──────── DATA PROVIDED

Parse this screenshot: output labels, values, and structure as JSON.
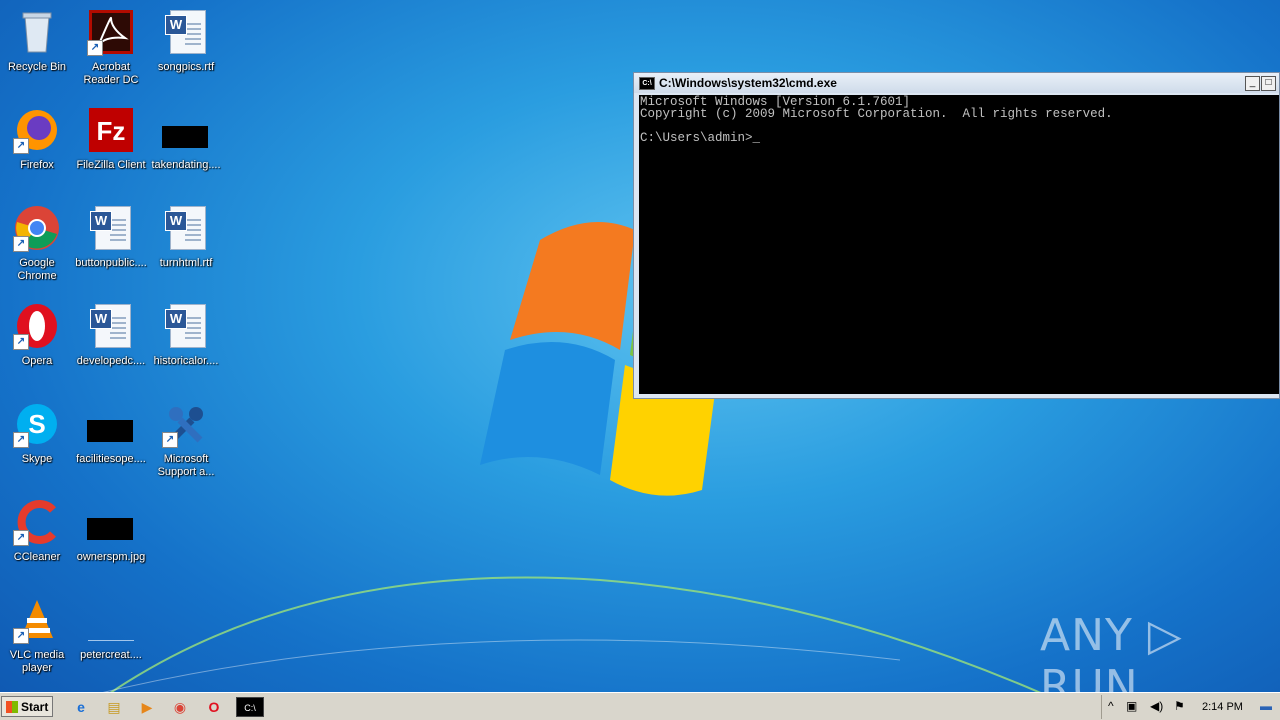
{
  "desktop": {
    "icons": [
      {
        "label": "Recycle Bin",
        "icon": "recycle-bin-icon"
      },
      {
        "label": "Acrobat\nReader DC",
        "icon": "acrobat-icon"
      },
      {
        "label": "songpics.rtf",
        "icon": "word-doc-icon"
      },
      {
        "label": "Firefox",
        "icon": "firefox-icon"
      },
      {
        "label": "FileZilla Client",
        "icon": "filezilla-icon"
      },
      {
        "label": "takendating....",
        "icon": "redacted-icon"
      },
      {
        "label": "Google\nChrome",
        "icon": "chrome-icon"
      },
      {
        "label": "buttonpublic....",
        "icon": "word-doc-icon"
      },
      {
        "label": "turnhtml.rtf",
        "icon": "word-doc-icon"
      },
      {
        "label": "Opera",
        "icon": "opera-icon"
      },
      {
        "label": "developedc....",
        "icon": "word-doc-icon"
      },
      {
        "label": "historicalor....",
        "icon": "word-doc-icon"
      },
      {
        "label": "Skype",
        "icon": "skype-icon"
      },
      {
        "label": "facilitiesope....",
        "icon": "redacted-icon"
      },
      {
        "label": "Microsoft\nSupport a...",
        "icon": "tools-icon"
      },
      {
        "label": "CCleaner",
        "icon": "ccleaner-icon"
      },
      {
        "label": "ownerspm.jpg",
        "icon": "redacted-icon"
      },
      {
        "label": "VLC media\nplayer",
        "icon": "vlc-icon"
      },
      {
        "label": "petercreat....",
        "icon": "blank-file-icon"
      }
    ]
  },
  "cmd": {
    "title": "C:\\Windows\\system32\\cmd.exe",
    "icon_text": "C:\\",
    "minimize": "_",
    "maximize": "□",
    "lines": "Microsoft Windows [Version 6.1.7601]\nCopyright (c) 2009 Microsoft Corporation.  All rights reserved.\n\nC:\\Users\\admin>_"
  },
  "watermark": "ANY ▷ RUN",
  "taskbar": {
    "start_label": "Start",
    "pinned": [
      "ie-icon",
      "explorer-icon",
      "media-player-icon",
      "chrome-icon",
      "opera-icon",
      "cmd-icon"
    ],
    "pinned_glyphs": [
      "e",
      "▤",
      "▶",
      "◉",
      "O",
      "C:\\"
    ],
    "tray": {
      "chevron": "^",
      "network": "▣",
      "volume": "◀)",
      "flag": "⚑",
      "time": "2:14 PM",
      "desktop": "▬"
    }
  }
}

────────────────

### EXERCISE REQUIREMENTS
List every line in the records above that contains the word "media".

### SOLUTION
        "label": "VLC media\nplayer",
      "media-player-icon",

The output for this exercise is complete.